┌─ Source passage

However, with most existing control systems, the controller is only
able to control the steering of the vehicle as it proceeds along
each of the swaths. It is much harder to control the steering of
the vehicle as it turns around between one swath and the next.
Therefore, whilst the spatial geometry of the respective swaths may
have been calculated, from the control system's point of view at
any given time it only "knows" that it is on the nth swath
(numbered from the wayline) and that it has been moving along that
swath for a known amount of time with known speed (i.e. it knows
that the vehicle is a certain distance along the nth swath).
However, at a fundamental level, the control system does not
inherently know where the vehicle is consequently located in space
or the spatial relationship between each swath. A graphical
representation of the difference between the vehicle's actual
spatial location and what the control system "sees" is given in
FIG. 1.
[0010] The "one-dimensional" or "linear" nature of existing control
systems also causes other difficulties. One example is in relation
to obstacle avoidance. In most agricultural applications, the
positions of obstacles (e.g. fences, trees, immovable rocks, creeks
etc) are known according to their "real-world" spatial location.
The spatial location may be known according to global latitude and
longitude coordinates (e.g. as provided by GPS), or alternatively
the location may be known relative to a fixed point of known
location (this is generally a point in or near the field used to
define the origin of a coordinate system for the field). However,
as current control systems only recognise where the vehicle is
located along the path, not where the vehicle is actually located
in space, the control system itself is therefore unable to
recognise whether the location of the obstacle coincides with the
trajectory of the path, and hence whether there may be a
collision.

└─
┌─ Stored rows

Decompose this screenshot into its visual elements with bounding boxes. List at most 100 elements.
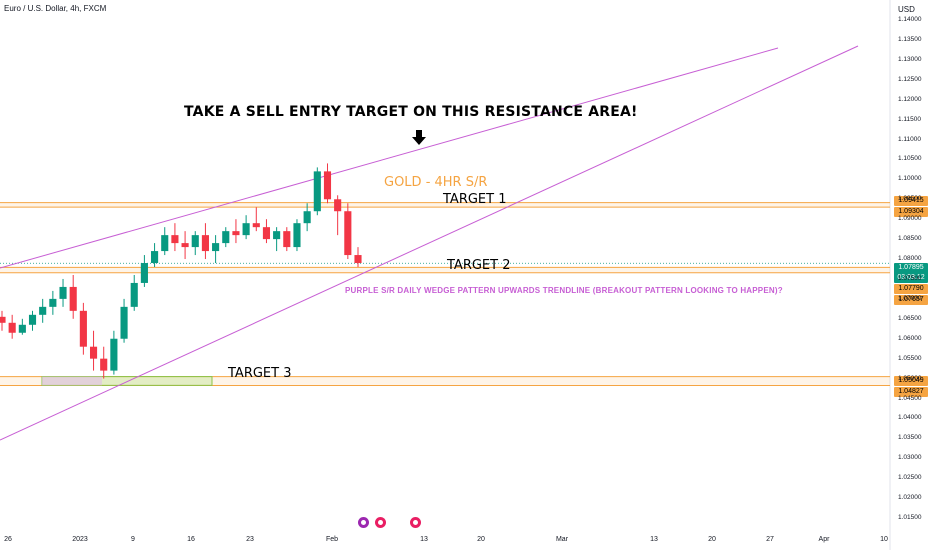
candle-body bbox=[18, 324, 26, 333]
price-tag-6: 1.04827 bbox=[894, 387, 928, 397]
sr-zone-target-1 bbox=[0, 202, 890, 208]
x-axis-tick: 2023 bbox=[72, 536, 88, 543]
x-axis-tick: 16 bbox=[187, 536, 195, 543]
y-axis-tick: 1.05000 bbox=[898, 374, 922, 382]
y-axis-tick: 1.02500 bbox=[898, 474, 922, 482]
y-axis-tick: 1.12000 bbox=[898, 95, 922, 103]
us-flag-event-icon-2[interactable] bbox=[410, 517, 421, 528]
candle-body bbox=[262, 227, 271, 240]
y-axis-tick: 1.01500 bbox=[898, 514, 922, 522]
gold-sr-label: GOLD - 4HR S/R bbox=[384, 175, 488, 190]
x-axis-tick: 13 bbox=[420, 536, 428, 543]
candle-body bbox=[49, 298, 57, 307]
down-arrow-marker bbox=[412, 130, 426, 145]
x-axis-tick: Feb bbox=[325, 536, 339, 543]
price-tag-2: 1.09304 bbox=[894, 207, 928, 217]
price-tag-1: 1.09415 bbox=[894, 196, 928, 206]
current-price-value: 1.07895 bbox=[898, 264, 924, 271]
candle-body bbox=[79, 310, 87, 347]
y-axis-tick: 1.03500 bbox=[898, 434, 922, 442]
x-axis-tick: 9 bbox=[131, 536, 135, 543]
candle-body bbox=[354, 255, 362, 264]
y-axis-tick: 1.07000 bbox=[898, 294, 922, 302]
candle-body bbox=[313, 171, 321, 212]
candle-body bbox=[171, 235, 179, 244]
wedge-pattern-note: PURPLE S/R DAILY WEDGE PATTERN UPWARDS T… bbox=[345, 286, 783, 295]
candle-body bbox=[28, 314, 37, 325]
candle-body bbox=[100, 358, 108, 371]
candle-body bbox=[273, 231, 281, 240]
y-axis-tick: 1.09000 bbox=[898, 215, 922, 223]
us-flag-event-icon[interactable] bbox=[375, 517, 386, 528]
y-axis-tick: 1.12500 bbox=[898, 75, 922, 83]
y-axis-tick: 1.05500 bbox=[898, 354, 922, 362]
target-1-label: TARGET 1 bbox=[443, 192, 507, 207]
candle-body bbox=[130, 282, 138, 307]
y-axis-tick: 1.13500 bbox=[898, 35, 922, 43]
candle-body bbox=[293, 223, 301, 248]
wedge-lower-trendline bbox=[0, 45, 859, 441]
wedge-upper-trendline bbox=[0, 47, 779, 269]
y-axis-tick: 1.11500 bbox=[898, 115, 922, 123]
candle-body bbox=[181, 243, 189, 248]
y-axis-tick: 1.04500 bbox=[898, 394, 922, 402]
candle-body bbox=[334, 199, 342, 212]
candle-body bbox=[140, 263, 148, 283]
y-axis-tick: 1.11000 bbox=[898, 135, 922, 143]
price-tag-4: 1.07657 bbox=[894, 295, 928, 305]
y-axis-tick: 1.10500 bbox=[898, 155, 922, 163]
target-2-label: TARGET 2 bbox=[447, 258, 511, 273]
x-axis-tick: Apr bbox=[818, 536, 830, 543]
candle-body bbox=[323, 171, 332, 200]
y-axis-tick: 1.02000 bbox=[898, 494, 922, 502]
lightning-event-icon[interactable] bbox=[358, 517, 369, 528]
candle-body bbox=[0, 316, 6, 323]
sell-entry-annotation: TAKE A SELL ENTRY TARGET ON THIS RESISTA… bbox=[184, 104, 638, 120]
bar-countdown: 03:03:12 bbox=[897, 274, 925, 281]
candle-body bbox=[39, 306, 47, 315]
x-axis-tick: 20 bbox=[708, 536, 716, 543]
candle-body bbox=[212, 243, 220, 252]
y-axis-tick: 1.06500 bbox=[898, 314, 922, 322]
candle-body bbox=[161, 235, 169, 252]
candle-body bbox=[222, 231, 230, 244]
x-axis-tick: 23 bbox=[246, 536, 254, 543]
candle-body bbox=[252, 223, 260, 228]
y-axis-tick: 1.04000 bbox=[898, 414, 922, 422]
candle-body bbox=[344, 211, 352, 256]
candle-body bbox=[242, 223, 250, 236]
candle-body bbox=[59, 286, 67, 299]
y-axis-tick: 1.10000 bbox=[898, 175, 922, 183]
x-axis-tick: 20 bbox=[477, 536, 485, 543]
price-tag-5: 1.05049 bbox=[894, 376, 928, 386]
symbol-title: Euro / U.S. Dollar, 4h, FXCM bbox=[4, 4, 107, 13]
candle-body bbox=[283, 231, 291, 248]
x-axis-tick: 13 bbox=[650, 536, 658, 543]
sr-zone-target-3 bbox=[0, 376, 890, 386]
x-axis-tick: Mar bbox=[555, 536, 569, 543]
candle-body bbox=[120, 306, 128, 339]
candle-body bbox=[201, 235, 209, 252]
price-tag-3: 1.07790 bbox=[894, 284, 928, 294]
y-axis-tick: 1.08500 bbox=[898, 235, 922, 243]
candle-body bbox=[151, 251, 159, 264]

└─

Direction 1
Can you retype the passage on vehicle steering control, between "However, with most" and "and the next.", inclusive?
Direction 2
Which examples of obstacles does the passage on vehicle steering control give?
Direction 3
Could you carry on the passage on vehicle steering control from its last sentence?

Right answer 1
However, with most existing control systems, the controller is only
able to control the steering of the vehicle as it proceeds along
each of the swaths. It is much harder to control the steering of
the vehicle as it turns around between one swath and the next.

Right answer 2
fences, trees, immovable rocks, creeks

Right answer 3
[0011] Consequently, with current control systems, it may be
necessary for a number of separate modules to be provided, in
addition to the primary control module, if automatic obstacle
avoidance (i.e. obstacle avoidance without the need for
intervention by the driver of the vehicle) is to be achieved. In
these cases, one of the modules would be a collision detection
module for calculating the geometry and trajectory of a section of
the path a short distance ahead of the vehicle in terms of "real
world" spatial coordinates and for determining whether any of the
points along that section of path will coincide with the location
of an obstacle. If the collision detection module identifies that
the section of path is likely to pass through an obstacle (meaning
that there would be a collision if the vehicle continued along that
path), then a further module may be required to determine an
alternative trajectory for (at least) the section of the path
proximate the obstacle. Yet a further module may then be required
to determine how best to steer the vehicle from the alternative
trajectory back onto the original path after the vehicle has moved
past the obstacle. This multi-modular control system structure is
complicated and can lead to computational inefficiencies because
the different modules may each perform many of the same geometric
calculations for their own respective purposes, separately from one
another, leading to "doubling up" and unnecessary computation.
Also, with this modular control system structure, control of the
vehicle generally passes from one module to another as described
above, but determining when one module should take over from
another creates significant difficulties in terms of both system
implementation and maintenance
[0012] Another problem associated with the "one-dimensional" nature
of existing control systems is their inherent inflexibility and
unadaptability. For example, in practice, if the vehicle deviates
from the desired path for some reason, it may be preferable for
subsequent paths (swaths) to also include a similarly shaped
deviation so that the paths remain substantially parallel along
their length (or tangentially parallel and consistently spaced in
the case of curved sections of path). If the vehicle is, for
example, a harvester or a plough, then keeping the paths parallel
in this way may help to prevent portions of the field from being
missed, or from being harvested/ploughed multiple times (by passing
over the same portion of field on multiple passes). Even with the
modular control system structures described above, it is often
difficult to determine the geometry of the deviated path portion in
terms of "real world" coordinates, and even if this can be done, it
is also difficult to adjust subsequent path geometries to
correspond to the deviation from the predetermined path trajectory
that was originally entered.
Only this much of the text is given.